Dataset entries:
++++++
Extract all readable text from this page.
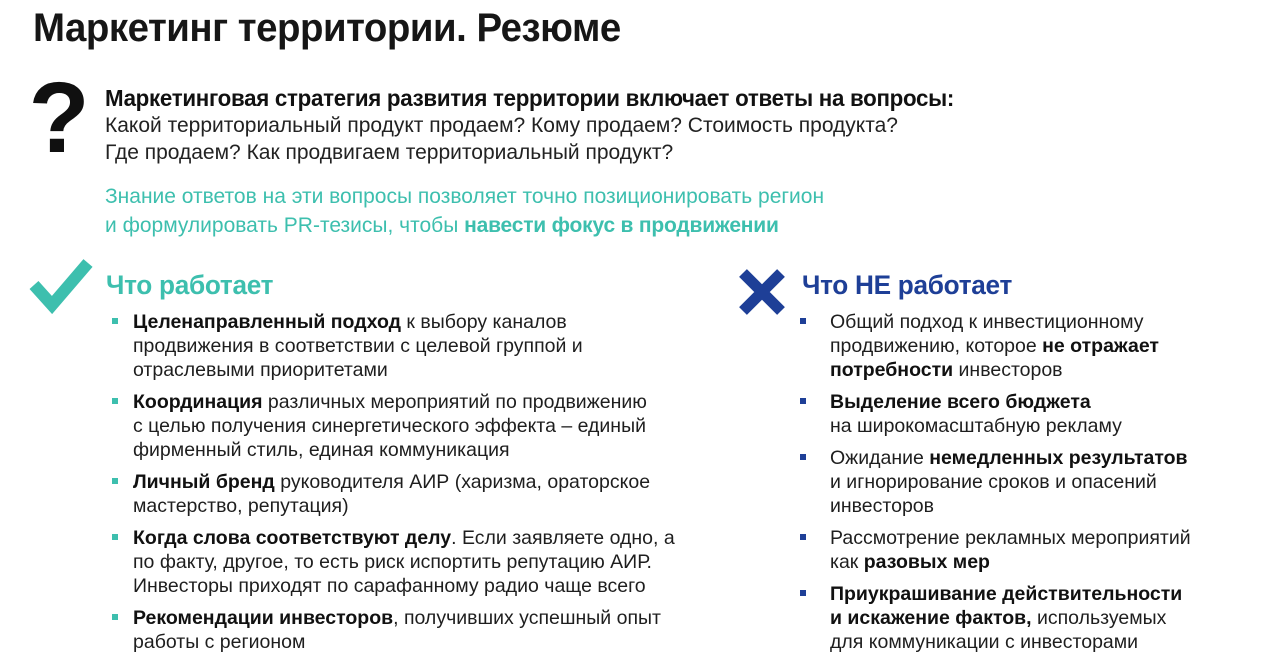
Маркетинг территории. Резюме
? Маркетинговая стратегия развития территории включает ответы на вопросы:
Какой территориальный продукт продаем? Кому продаем? Стоимость продукта?
Где продаем? Как продвигаем территориальный продукт?
Знание ответов на эти вопросы позволяет точно позиционировать регион
и формулировать PR-тезисы, чтобы навести фокус в продвижении
Что работает	Что НЕ работает
Целенаправленный подход к выбору каналов
продвижения в соответствии с целевой группой и
отраслевыми приоритетами
Координация различных мероприятий по продвижению
с целью получения синергетического эффекта – единый
фирменный стиль, единая коммуникация
Личный бренд руководителя АИР (харизма, ораторское
мастерство, репутация)
Когда слова соответствуют делу. Если заявляете одно, а
по факту, другое, то есть риск испортить репутацию АИР.
Инвесторы приходят по сарафанному радио чаще всего
Рекомендации инвесторов, получивших успешный опыт
работы с регионом
Общий подход к инвестиционному
продвижению, которое не отражает
потребности инвесторов
Выделение всего бюджета
на широкомасштабную рекламу
Ожидание немедленных результатов
и игнорирование сроков и опасений
инвесторов
Рассмотрение рекламных мероприятий
как разовых мер
Приукрашивание действительности
и искажение фактов, используемых
для коммуникации с инвесторами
++++++
__Job__
Set every line down exactly as written, leaving each picture out.

__Answer to this problem__
Extract all readable text from this page.
Маркетинг территории. Резюме
? Маркетинговая стратегия развития территории включает ответы на вопросы:
Какой территориальный продукт продаем? Кому продаем? Стоимость продукта?
Где продаем? Как продвигаем территориальный продукт?
Знание ответов на эти вопросы позволяет точно позиционировать регион
и формулировать PR-тезисы, чтобы навести фокус в продвижении
Что работает	Что НЕ работает
Целенаправленный подход к выбору каналов
продвижения в соответствии с целевой группой и
отраслевыми приоритетами
Координация различных мероприятий по продвижению
с целью получения синергетического эффекта – единый
фирменный стиль, единая коммуникация
Личный бренд руководителя АИР (харизма, ораторское
мастерство, репутация)
Когда слова соответствуют делу. Если заявляете одно, а
по факту, другое, то есть риск испортить репутацию АИР.
Инвесторы приходят по сарафанному радио чаще всего
Рекомендации инвесторов, получивших успешный опыт
работы с регионом
Общий подход к инвестиционному
продвижению, которое не отражает
потребности инвесторов
Выделение всего бюджета
на широкомасштабную рекламу
Ожидание немедленных результатов
и игнорирование сроков и опасений
инвесторов
Рассмотрение рекламных мероприятий
как разовых мер
Приукрашивание действительности
и искажение фактов, используемых
для коммуникации с инвесторами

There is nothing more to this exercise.